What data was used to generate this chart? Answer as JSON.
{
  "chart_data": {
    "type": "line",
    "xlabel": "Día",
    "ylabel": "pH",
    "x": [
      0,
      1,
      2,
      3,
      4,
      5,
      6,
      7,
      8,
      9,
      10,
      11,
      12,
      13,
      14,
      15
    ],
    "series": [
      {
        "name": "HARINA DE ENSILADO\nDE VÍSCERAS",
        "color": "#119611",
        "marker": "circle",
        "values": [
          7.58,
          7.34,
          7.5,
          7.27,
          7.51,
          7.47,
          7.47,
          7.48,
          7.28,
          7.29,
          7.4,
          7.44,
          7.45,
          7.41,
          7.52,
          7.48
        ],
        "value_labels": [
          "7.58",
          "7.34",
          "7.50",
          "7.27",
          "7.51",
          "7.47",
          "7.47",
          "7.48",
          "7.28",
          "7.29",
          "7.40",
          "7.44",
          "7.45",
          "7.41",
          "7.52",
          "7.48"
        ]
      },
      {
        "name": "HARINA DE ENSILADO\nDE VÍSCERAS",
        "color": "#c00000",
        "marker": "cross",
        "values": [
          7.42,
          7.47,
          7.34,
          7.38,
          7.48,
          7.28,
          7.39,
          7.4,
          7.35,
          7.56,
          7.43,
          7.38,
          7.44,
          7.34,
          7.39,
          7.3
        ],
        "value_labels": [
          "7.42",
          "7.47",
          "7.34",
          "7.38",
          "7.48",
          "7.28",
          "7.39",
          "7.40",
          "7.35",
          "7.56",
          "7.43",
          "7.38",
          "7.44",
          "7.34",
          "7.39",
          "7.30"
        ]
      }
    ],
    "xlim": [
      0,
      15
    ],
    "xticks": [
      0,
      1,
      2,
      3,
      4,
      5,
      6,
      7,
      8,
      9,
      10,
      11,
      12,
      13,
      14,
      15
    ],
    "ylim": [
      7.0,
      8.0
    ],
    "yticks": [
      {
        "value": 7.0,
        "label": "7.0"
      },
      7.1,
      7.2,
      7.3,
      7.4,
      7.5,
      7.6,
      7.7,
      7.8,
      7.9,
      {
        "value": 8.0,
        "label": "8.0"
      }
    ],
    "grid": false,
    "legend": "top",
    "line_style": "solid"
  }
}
----------------------------------------
▶ [WHAT THIS TASK INVOLVES]: The records above should be restated word for word, please.

▶ [SOLUTION FOR THIS TASK]:
What data was used to generate this chart? Answer as JSON.
{
  "chart_data": {
    "type": "line",
    "xlabel": "Día",
    "ylabel": "pH",
    "x": [
      0,
      1,
      2,
      3,
      4,
      5,
      6,
      7,
      8,
      9,
      10,
      11,
      12,
      13,
      14,
      15
    ],
    "series": [
      {
        "name": "HARINA DE ENSILADO\nDE VÍSCERAS",
        "color": "#119611",
        "marker": "circle",
        "values": [
          7.58,
          7.34,
          7.5,
          7.27,
          7.51,
          7.47,
          7.47,
          7.48,
          7.28,
          7.29,
          7.4,
          7.44,
          7.45,
          7.41,
          7.52,
          7.48
        ],
        "value_labels": [
          "7.58",
          "7.34",
          "7.50",
          "7.27",
          "7.51",
          "7.47",
          "7.47",
          "7.48",
          "7.28",
          "7.29",
          "7.40",
          "7.44",
          "7.45",
          "7.41",
          "7.52",
          "7.48"
        ]
      },
      {
        "name": "HARINA DE ENSILADO\nDE VÍSCERAS",
        "color": "#c00000",
        "marker": "cross",
        "values": [
          7.42,
          7.47,
          7.34,
          7.38,
          7.48,
          7.28,
          7.39,
          7.4,
          7.35,
          7.56,
          7.43,
          7.38,
          7.44,
          7.34,
          7.39,
          7.3
        ],
        "value_labels": [
          "7.42",
          "7.47",
          "7.34",
          "7.38",
          "7.48",
          "7.28",
          "7.39",
          "7.40",
          "7.35",
          "7.56",
          "7.43",
          "7.38",
          "7.44",
          "7.34",
          "7.39",
          "7.30"
        ]
      }
    ],
    "xlim": [
      0,
      15
    ],
    "xticks": [
      0,
      1,
      2,
      3,
      4,
      5,
      6,
      7,
      8,
      9,
      10,
      11,
      12,
      13,
      14,
      15
    ],
    "ylim": [
      7.0,
      8.0
    ],
    "yticks": [
      {
        "value": 7.0,
        "label": "7.0"
      },
      7.1,
      7.2,
      7.3,
      7.4,
      7.5,
      7.6,
      7.7,
      7.8,
      7.9,
      {
        "value": 8.0,
        "label": "8.0"
      }
    ],
    "grid": false,
    "legend": "top",
    "line_style": "solid"
  }
}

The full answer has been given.